## TASKS FOR THIS EXERCISE
[a] Set down everything in the EKS monitoring page below from "2. The SkyWalking" down to "SkyWalking OpenTelemetry receiver.", copying it word for word.
[b] Answer these questions about the EKS monitoring page below:
(i) Through which receiver does the OpenTelemetry Collector fetch metrics from EKS?
(ii) What does the SkyWalking OAP Server use to parse the expression?
(iii) What are the k8s services recognized as?

## EXTRACT TO READ
______________________________

AWS Cloud EKS monitoring

SkyWalking leverages OpenTelemetry Collector with AWS Container Insights Receiver to transfer the metrics to OpenTelemetry receiver and into the Meter System.

Data flow

  1. OpenTelemetry Collector fetches metrics from EKS via AWS Container Insights Receiver and pushes metrics to SkyWalking OAP Server via the OpenCensus gRPC Exporter or OpenTelemetry gRPC exporter.
  2. The SkyWalking OAP Server parses the expression with MAL to filter/calculate/aggregate and store the results.

Set up

  1. Deploy amazon/aws-otel-collector with AWS Container Insights Receiver to EKS
  2. Config SkyWalking OpenTelemetry receiver.

EKS Monitoring

AWS Container Insights Receiver provides multiple dimensions metrics for EKS cluster, node, service, etc. Accordingly, SkyWalking observes the status, and payload of the EKS cluster, which is cataloged as a LAYER: AWS_EKS Service in the OAP. Meanwhile, the k8s nodes would be recognized as LAYER: AWS_EKS instances. The k8s service would be recognized as endpoints.

______________________________

## PROVIDED DATA
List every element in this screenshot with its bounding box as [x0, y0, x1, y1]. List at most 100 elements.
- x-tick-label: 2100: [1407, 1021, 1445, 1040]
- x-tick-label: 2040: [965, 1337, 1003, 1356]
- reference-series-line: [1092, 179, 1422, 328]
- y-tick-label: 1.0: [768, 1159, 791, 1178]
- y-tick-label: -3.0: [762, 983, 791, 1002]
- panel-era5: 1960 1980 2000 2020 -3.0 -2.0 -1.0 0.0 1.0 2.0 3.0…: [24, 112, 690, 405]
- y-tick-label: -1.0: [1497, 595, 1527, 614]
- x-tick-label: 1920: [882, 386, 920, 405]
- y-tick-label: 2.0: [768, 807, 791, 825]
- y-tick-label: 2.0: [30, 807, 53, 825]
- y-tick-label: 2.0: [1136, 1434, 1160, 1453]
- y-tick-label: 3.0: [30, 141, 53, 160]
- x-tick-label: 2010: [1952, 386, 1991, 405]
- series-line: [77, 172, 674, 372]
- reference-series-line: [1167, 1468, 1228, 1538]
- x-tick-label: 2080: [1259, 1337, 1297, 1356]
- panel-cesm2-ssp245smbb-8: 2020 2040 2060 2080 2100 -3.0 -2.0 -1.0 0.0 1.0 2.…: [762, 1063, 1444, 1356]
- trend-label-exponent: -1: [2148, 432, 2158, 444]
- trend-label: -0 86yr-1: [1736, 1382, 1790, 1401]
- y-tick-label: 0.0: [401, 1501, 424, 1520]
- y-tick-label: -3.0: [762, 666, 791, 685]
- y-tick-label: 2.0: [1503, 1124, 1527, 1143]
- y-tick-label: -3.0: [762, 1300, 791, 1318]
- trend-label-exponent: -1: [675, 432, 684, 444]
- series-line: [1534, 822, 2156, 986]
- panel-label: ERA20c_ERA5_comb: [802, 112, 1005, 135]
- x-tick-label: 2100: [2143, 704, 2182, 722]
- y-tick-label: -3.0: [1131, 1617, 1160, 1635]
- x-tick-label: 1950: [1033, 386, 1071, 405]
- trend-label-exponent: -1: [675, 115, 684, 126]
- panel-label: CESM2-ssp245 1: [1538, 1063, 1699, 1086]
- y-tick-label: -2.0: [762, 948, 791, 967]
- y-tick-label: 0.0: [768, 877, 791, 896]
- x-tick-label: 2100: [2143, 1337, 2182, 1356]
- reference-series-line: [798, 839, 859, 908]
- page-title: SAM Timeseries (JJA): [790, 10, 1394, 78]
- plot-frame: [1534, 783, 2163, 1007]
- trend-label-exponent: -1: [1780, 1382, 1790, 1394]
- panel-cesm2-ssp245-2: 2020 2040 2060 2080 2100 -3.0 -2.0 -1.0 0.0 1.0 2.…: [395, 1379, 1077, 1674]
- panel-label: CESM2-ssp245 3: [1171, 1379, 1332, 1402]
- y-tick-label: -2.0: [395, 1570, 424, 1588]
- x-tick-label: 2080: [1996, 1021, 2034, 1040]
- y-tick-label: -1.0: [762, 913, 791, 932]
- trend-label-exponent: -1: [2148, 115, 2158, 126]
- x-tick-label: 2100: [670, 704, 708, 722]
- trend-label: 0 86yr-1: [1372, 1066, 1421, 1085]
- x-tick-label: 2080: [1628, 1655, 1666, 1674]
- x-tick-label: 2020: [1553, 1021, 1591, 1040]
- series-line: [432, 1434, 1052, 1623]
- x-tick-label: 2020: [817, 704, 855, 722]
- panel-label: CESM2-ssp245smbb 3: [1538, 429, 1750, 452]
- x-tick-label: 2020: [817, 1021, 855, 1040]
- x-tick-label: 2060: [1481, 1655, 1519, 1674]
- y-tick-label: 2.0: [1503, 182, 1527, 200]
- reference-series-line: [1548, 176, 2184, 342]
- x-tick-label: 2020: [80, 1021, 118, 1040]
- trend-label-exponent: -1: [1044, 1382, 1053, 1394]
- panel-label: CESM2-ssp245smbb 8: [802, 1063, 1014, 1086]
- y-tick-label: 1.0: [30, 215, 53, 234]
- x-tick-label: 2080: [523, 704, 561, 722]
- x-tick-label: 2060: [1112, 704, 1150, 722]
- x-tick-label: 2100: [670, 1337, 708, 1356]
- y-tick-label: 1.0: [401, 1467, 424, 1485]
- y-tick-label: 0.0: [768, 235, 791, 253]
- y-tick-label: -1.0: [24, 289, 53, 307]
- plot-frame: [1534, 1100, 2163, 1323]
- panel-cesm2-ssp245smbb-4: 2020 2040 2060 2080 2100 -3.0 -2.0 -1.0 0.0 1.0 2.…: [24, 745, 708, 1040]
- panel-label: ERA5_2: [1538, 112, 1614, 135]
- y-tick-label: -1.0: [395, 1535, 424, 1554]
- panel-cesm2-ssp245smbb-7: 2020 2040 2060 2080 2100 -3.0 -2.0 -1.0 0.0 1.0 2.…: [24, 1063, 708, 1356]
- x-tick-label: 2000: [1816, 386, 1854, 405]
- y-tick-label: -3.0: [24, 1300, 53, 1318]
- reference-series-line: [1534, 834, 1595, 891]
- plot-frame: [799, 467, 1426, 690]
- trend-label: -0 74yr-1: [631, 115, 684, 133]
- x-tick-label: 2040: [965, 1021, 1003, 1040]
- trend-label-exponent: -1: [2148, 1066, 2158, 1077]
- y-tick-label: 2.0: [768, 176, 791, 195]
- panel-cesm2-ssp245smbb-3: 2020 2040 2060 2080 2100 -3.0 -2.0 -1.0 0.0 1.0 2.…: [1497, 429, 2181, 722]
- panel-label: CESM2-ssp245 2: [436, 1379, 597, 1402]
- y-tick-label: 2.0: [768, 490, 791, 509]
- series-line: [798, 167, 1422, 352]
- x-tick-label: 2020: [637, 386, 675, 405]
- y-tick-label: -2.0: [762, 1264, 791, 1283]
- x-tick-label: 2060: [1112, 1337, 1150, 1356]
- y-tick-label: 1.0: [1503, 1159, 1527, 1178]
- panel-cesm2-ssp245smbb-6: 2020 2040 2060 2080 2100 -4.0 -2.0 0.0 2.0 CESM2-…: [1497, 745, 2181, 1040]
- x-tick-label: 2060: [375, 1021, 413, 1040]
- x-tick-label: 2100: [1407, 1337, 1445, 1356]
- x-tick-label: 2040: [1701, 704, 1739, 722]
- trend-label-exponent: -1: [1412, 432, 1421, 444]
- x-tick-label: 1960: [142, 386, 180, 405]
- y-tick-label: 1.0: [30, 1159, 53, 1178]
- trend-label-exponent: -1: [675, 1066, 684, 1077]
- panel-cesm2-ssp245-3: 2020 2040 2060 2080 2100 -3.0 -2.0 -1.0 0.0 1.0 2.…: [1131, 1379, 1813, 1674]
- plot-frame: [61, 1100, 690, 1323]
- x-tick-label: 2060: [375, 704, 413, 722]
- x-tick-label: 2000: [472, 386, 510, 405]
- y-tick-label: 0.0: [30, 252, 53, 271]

______________________________

## RESPONSES PER TASK
[a]
2. The SkyWalking OAP Server parses the expression with MAL to filter/calculate/aggregate and store the results.

Set up

  1. Deploy amazon/aws-otel-collector with AWS Container Insights Receiver to EKS
  2. Config SkyWalking OpenTelemetry receiver.

[b]
(i) The AWS Container Insights Receiver.
(ii) MAL.
(iii) Endpoints.